-- Begin Given entries --
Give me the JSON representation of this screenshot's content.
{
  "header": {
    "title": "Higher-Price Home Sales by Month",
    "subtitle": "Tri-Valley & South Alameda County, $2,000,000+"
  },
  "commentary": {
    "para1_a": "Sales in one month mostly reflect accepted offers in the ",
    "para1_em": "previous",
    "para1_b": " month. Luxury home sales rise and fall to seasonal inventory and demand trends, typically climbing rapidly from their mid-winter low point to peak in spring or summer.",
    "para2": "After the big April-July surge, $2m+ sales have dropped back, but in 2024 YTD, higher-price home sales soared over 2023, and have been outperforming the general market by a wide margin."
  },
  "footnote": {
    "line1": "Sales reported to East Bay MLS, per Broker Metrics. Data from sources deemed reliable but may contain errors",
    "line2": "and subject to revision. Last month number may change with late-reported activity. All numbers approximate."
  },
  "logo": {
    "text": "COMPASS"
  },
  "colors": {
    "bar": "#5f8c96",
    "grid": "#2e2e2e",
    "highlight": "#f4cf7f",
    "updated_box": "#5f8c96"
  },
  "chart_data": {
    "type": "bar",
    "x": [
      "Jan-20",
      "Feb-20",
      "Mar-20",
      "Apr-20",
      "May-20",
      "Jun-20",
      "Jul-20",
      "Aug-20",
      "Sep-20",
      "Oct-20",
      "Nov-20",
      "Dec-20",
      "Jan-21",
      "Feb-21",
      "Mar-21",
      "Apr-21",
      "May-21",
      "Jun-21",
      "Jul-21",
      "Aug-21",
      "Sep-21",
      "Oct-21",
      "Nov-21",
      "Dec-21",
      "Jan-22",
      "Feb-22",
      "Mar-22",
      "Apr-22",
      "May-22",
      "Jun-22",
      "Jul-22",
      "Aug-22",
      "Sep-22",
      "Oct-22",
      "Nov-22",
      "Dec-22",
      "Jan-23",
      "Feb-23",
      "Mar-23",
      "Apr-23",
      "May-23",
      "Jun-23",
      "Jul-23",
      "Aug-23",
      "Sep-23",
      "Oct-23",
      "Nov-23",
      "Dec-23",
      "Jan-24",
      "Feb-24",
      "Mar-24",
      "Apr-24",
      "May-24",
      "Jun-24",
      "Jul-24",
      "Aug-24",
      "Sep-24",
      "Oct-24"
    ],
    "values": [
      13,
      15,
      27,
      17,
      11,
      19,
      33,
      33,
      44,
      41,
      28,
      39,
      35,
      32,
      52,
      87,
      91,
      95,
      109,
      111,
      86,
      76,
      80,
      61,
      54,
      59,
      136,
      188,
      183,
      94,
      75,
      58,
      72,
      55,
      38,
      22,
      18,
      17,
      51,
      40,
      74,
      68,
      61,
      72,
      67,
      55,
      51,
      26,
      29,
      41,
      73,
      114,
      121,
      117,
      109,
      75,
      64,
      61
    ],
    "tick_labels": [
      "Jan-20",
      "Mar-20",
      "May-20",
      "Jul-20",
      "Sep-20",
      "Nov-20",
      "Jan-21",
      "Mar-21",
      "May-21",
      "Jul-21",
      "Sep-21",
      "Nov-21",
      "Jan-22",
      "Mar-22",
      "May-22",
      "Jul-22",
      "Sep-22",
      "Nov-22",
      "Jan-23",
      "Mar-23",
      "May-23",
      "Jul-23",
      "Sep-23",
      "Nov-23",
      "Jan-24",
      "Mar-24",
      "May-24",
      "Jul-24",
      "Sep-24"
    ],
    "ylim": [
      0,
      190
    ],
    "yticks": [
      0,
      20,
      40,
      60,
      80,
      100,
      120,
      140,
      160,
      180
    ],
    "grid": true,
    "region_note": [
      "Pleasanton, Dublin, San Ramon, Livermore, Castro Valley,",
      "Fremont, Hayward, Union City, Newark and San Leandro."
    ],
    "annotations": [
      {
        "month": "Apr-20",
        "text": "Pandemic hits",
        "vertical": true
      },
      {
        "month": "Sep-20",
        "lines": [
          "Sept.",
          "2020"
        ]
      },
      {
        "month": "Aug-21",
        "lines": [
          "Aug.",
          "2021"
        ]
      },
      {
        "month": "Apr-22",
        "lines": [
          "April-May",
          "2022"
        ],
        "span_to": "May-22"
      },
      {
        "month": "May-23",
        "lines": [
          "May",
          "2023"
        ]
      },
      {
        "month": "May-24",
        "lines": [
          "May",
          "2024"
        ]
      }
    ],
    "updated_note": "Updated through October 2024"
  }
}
-- End Given entries --
Copy out the whole listing exactly; please set it all down.

■ The completed task ■
Give me the JSON representation of this screenshot's content.
{
  "header": {
    "title": "Higher-Price Home Sales by Month",
    "subtitle": "Tri-Valley & South Alameda County, $2,000,000+"
  },
  "commentary": {
    "para1_a": "Sales in one month mostly reflect accepted offers in the ",
    "para1_em": "previous",
    "para1_b": " month. Luxury home sales rise and fall to seasonal inventory and demand trends, typically climbing rapidly from their mid-winter low point to peak in spring or summer.",
    "para2": "After the big April-July surge, $2m+ sales have dropped back, but in 2024 YTD, higher-price home sales soared over 2023, and have been outperforming the general market by a wide margin."
  },
  "footnote": {
    "line1": "Sales reported to East Bay MLS, per Broker Metrics. Data from sources deemed reliable but may contain errors",
    "line2": "and subject to revision. Last month number may change with late-reported activity. All numbers approximate."
  },
  "logo": {
    "text": "COMPASS"
  },
  "colors": {
    "bar": "#5f8c96",
    "grid": "#2e2e2e",
    "highlight": "#f4cf7f",
    "updated_box": "#5f8c96"
  },
  "chart_data": {
    "type": "bar",
    "x": [
      "Jan-20",
      "Feb-20",
      "Mar-20",
      "Apr-20",
      "May-20",
      "Jun-20",
      "Jul-20",
      "Aug-20",
      "Sep-20",
      "Oct-20",
      "Nov-20",
      "Dec-20",
      "Jan-21",
      "Feb-21",
      "Mar-21",
      "Apr-21",
      "May-21",
      "Jun-21",
      "Jul-21",
      "Aug-21",
      "Sep-21",
      "Oct-21",
      "Nov-21",
      "Dec-21",
      "Jan-22",
      "Feb-22",
      "Mar-22",
      "Apr-22",
      "May-22",
      "Jun-22",
      "Jul-22",
      "Aug-22",
      "Sep-22",
      "Oct-22",
      "Nov-22",
      "Dec-22",
      "Jan-23",
      "Feb-23",
      "Mar-23",
      "Apr-23",
      "May-23",
      "Jun-23",
      "Jul-23",
      "Aug-23",
      "Sep-23",
      "Oct-23",
      "Nov-23",
      "Dec-23",
      "Jan-24",
      "Feb-24",
      "Mar-24",
      "Apr-24",
      "May-24",
      "Jun-24",
      "Jul-24",
      "Aug-24",
      "Sep-24",
      "Oct-24"
    ],
    "values": [
      13,
      15,
      27,
      17,
      11,
      19,
      33,
      33,
      44,
      41,
      28,
      39,
      35,
      32,
      52,
      87,
      91,
      95,
      109,
      111,
      86,
      76,
      80,
      61,
      54,
      59,
      136,
      188,
      183,
      94,
      75,
      58,
      72,
      55,
      38,
      22,
      18,
      17,
      51,
      40,
      74,
      68,
      61,
      72,
      67,
      55,
      51,
      26,
      29,
      41,
      73,
      114,
      121,
      117,
      109,
      75,
      64,
      61
    ],
    "tick_labels": [
      "Jan-20",
      "Mar-20",
      "May-20",
      "Jul-20",
      "Sep-20",
      "Nov-20",
      "Jan-21",
      "Mar-21",
      "May-21",
      "Jul-21",
      "Sep-21",
      "Nov-21",
      "Jan-22",
      "Mar-22",
      "May-22",
      "Jul-22",
      "Sep-22",
      "Nov-22",
      "Jan-23",
      "Mar-23",
      "May-23",
      "Jul-23",
      "Sep-23",
      "Nov-23",
      "Jan-24",
      "Mar-24",
      "May-24",
      "Jul-24",
      "Sep-24"
    ],
    "ylim": [
      0,
      190
    ],
    "yticks": [
      0,
      20,
      40,
      60,
      80,
      100,
      120,
      140,
      160,
      180
    ],
    "grid": true,
    "region_note": [
      "Pleasanton, Dublin, San Ramon, Livermore, Castro Valley,",
      "Fremont, Hayward, Union City, Newark and San Leandro."
    ],
    "annotations": [
      {
        "month": "Apr-20",
        "text": "Pandemic hits",
        "vertical": true
      },
      {
        "month": "Sep-20",
        "lines": [
          "Sept.",
          "2020"
        ]
      },
      {
        "month": "Aug-21",
        "lines": [
          "Aug.",
          "2021"
        ]
      },
      {
        "month": "Apr-22",
        "lines": [
          "April-May",
          "2022"
        ],
        "span_to": "May-22"
      },
      {
        "month": "May-23",
        "lines": [
          "May",
          "2023"
        ]
      },
      {
        "month": "May-24",
        "lines": [
          "May",
          "2024"
        ]
      }
    ],
    "updated_note": "Updated through October 2024"
  }
}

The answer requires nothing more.